Exercises to complete:
1. Reproduce the passage on mapping BigQuery types to ClickHouse, starting at "For data types, most" and continuing up to and including "and timezone explicitly.".
2. Resume the passage on migrating BigQuery schemas to ClickHouse right after its final sentence.

Excerpted text:
** Start **

For data types, most scalar types have direct equivalents. BigQuery STRUCTs can be deconstructed into flattened columns in ClickHouse for better performance or mapped to Nested data structures if the nested relationship is essential for queries.

BigQuery Type	ClickHouse Recommended Type(s)	Notes
`STRING`	`String`, `LowCardinality(String)`	Use `LowCardinality` for columns with few unique values.
`INTEGER` / `INT64`	`Int64`
`FLOAT` / `FLOAT64`	`Float64`
`BOOLEAN` / `BOOL`	`Bool` or `UInt8`	`Bool` is an alias for `UInt8` restricted to 0 or 1.
`TIMESTAMP`	`DateTime64(6, 'UTC')`	Specify precision and timezone explicitly.
`DATE`	`Date`
`NUMERIC`, `BIGNUMERIC`	`Decimal(P, S)`	Match precision (P) and scale (S) to your data.
`STRUCT` / `RECORD`	Flattened Columns or `Nested`	Flattening is often more performant.
`ARRAY`	`Array(T)`	Maps directly to ClickHouse arrays.

Table 03: BigQuery to ClickHouse Type Mapping Guide

To illustrate, let's look at a typical BigQuery DDL for an events table that uses partitioning, clustering, and nested data:

CREATE TABLE my_dataset.user_events (
  event_id STRING,
  event_timestamp TIMESTAMP,
  user_id INT64,
  event_type STRING,
  properties STRUCT<
    device STRING,
    country STRING,
    value FLOAT64
  >
)
PARTITION BY DATE(event_timestamp)
CLUSTER BY user_id,

The equivalent, optimized ClickHouse DDL would flatten the STRUCT and use the CLUSTER BY keys for the ORDER BY clause. This schema prepares ClickHouse to answer queries filtered by user_id and event_type with maximum speed.

** End **

Data:
** Start **

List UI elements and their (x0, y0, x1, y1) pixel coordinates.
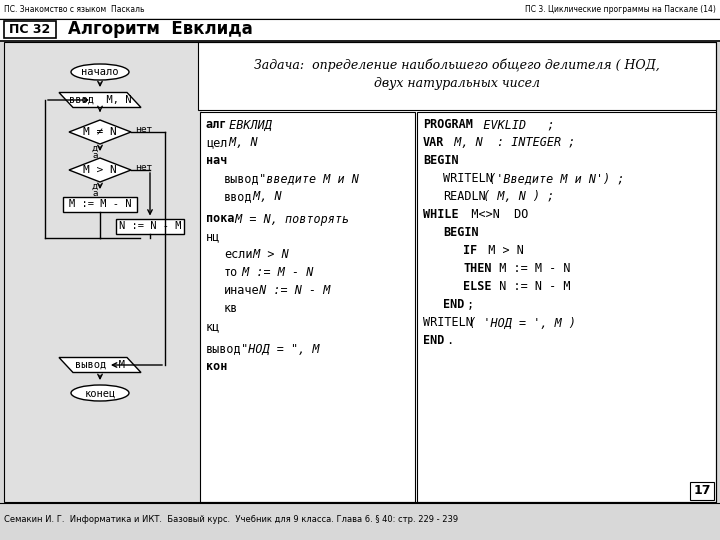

** End **

Answers by task:
1.
For data types, most scalar types have direct equivalents. BigQuery STRUCTs can be deconstructed into flattened columns in ClickHouse for better performance or mapped to Nested data structures if the nested relationship is essential for queries.

BigQuery Type	ClickHouse Recommended Type(s)	Notes
`STRING`	`String`, `LowCardinality(String)`	Use `LowCardinality` for columns with few unique values.
`INTEGER` / `INT64`	`Int64`
`FLOAT` / `FLOAT64`	`Float64`
`BOOLEAN` / `BOOL`	`Bool` or `UInt8`	`Bool` is an alias for `UInt8` restricted to 0 or 1.
`TIMESTAMP`	`DateTime64(6, 'UTC')`	Specify precision and timezone explicitly.

2.
CREATE TABLE default.user_events (
  event_id String,
  event_timestamp DateTime64(6, 'UTC'),
  user_id Int64,
  event_type LowCardinality(String),
  -- Flattened 'properties' STRUCT
  prop_device String,
  prop_country LowCardinality(String),
  prop_value Float64
)
ENGINE = MergeTree()
PARTITION BY toYYYYMM(event_timestamp) -- Monthly partitioning is common
ORDER BY (user_id, event_type, event_timestamp); -- Primary key for sorting and indexing

5. A Step-by-Step Migration Pipeline

We suggest a structured, five-step process for migrating from BigQuery to ClickHouse: auditing the source, extracting the data to GCS, preparing it for optimal ingestion, loading it into ClickHouse, and finally, verifying data parity.

5.1. Auditing the Source

First, catalog your existing BigQuery assets using its INFORMATION_SCHEMA. This allows you to identify all tables, views, and nested structures that need to be migrated. It is also crucial to identify tables with high DML rates, as these will require a specialized engine like ReplacingMergeTree in ClickHouse to handle updates or deletes.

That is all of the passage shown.